INSTRUCTIONS FOR THE TASK:
Determine the number of lines holding the word "دنیا"; answer with that number only.
━━━ DATA FOR THE TASK ━━━
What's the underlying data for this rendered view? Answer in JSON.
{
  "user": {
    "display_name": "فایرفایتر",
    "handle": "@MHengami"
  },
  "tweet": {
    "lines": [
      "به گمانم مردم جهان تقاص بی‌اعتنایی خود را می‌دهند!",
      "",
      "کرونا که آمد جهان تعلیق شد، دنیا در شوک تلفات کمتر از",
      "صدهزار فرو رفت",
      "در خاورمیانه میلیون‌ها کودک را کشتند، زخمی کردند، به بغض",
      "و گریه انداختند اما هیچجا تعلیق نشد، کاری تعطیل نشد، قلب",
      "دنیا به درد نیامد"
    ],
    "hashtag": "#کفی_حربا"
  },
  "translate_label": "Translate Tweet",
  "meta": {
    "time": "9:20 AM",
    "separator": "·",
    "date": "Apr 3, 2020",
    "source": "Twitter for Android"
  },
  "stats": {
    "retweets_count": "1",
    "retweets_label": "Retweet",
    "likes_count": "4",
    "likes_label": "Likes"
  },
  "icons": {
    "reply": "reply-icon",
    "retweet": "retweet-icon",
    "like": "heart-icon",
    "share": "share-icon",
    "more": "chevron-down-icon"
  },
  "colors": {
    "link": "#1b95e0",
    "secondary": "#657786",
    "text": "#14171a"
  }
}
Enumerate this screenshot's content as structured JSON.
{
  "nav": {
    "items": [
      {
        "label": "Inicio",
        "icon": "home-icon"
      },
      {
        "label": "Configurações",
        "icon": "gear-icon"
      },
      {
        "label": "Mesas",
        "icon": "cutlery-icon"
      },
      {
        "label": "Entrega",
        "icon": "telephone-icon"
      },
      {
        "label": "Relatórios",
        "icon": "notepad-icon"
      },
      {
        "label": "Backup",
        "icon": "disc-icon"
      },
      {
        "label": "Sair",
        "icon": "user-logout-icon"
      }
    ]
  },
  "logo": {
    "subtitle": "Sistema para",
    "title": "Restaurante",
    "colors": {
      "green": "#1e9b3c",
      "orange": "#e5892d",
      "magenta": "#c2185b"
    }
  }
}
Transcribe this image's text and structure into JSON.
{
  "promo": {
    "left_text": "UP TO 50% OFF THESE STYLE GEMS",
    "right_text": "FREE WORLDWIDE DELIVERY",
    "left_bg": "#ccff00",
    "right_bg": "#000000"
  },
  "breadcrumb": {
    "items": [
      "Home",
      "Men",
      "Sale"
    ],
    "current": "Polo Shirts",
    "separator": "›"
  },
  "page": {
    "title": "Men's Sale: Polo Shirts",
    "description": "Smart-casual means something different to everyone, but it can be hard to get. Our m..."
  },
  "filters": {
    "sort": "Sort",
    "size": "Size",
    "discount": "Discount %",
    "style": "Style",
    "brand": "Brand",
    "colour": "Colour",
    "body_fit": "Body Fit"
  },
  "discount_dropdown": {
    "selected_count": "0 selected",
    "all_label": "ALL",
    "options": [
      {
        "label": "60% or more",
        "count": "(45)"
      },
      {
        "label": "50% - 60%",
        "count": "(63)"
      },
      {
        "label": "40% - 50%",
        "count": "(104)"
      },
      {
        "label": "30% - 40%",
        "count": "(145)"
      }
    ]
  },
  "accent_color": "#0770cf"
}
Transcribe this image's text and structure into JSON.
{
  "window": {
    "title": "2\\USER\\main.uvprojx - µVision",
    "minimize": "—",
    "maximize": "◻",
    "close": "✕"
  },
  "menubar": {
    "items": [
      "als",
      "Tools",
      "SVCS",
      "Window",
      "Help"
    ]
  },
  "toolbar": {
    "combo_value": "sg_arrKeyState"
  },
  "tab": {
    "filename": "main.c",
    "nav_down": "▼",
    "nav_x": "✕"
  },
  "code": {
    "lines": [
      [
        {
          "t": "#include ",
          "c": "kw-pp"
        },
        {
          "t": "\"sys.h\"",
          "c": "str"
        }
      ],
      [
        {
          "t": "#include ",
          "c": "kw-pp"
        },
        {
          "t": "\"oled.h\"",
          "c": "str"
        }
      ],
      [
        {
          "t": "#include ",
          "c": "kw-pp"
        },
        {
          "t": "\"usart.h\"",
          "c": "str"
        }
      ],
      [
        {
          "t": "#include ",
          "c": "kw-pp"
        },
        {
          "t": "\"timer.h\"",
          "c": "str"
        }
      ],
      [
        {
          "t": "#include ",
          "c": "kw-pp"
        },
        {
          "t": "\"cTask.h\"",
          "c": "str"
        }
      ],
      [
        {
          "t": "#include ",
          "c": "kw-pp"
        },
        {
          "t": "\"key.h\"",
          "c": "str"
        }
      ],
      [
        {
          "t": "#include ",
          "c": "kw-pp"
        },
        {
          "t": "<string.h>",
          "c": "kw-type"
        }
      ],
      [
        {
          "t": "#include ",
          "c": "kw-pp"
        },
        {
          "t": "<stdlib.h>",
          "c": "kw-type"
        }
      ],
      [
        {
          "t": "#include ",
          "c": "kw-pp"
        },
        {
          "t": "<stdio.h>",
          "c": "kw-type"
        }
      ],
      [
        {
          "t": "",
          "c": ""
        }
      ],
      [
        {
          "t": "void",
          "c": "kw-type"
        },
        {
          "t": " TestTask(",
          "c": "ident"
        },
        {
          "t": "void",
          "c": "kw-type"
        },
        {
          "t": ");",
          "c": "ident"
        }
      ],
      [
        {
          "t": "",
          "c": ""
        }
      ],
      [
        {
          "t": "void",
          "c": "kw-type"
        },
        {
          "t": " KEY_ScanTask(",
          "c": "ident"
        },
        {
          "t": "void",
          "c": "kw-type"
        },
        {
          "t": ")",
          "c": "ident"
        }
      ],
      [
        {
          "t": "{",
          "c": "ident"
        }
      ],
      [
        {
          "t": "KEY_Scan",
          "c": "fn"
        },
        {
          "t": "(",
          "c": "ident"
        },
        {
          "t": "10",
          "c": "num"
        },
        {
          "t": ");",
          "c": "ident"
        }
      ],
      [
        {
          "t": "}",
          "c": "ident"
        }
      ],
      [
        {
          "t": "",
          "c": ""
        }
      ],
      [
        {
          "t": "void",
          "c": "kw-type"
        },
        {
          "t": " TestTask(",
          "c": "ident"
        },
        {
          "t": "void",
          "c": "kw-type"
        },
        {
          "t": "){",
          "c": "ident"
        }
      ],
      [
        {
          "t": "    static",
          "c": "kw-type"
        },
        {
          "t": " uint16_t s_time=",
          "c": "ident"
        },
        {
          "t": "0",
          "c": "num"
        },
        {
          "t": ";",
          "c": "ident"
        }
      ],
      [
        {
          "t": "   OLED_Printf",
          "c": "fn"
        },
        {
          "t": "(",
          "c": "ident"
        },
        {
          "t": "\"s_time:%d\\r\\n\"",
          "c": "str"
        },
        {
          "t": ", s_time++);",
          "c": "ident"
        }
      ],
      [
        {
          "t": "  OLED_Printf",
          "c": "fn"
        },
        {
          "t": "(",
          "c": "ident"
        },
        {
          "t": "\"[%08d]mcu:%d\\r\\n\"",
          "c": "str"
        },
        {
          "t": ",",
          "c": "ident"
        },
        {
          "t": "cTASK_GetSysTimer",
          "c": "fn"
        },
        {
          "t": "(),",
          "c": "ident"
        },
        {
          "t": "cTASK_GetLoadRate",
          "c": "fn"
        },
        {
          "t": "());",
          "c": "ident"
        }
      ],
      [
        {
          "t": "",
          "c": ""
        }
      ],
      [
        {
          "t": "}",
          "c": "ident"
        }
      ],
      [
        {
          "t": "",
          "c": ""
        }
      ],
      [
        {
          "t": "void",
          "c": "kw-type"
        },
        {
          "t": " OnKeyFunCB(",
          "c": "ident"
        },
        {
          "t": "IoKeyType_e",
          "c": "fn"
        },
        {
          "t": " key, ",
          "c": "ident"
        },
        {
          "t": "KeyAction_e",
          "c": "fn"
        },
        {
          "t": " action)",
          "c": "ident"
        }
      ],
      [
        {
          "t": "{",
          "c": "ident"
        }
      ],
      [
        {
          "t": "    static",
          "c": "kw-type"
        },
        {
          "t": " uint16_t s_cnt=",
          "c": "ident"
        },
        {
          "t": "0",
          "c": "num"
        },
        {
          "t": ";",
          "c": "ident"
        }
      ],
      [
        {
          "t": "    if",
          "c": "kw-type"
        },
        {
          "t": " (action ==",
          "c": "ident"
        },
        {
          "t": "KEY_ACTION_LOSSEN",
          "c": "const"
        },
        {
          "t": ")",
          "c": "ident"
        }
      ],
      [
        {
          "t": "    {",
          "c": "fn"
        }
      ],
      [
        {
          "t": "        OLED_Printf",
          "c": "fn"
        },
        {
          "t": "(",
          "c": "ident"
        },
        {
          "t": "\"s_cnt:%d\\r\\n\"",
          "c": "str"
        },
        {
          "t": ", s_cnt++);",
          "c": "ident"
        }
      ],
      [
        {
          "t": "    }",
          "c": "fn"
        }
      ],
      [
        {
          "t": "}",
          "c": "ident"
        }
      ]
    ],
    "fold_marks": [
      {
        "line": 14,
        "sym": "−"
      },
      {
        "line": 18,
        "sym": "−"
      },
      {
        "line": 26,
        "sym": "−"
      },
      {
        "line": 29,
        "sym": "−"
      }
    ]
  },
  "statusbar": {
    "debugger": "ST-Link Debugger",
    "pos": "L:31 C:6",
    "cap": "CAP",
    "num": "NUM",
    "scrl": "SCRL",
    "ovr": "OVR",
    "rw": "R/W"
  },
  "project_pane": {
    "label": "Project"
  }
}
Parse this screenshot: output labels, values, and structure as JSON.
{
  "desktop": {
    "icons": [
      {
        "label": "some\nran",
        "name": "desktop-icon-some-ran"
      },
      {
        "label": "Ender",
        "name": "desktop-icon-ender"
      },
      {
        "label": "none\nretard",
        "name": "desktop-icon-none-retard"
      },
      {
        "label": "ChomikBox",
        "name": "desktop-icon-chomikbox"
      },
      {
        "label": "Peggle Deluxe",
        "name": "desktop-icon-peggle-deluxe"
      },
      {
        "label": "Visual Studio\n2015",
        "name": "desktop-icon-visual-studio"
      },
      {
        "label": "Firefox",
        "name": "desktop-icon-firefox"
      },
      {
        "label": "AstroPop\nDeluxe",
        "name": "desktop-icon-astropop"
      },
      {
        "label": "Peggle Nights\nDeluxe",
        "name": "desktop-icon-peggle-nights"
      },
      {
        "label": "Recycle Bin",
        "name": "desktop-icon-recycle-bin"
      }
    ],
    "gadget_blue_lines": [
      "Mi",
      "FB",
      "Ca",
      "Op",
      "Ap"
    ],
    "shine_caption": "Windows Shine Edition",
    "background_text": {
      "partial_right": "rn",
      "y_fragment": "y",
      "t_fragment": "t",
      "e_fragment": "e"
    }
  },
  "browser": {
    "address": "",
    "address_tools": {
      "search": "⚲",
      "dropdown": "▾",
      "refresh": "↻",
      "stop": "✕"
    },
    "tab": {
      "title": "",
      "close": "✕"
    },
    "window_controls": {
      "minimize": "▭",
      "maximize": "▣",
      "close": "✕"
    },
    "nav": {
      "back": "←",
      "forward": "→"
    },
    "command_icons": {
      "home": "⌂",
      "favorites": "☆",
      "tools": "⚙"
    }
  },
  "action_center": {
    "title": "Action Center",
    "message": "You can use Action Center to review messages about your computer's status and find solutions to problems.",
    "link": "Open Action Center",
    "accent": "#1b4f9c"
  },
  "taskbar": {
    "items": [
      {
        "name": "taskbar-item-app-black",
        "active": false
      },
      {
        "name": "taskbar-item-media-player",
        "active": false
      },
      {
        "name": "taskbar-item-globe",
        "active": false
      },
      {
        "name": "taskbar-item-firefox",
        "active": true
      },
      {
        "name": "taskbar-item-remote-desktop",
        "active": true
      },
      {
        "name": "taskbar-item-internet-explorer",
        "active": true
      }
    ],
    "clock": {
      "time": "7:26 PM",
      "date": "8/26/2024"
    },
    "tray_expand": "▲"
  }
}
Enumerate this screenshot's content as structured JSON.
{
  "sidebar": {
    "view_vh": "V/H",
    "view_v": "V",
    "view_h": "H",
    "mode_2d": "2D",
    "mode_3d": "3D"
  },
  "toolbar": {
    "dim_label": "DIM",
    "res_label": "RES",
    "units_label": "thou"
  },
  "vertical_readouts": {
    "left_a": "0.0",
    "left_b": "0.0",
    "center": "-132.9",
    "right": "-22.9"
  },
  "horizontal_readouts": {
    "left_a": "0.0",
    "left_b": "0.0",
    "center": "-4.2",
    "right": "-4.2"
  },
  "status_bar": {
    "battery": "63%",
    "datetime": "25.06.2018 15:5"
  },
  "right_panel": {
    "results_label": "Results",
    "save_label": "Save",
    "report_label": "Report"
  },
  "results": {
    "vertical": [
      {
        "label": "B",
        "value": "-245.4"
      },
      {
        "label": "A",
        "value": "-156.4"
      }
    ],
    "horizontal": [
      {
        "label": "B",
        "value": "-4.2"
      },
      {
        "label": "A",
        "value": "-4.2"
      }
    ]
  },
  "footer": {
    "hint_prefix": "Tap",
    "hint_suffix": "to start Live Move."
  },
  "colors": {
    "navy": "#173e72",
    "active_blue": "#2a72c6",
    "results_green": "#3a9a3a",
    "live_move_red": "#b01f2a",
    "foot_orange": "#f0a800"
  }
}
━━━
SOLUTION TO THIS PROBLEM:
2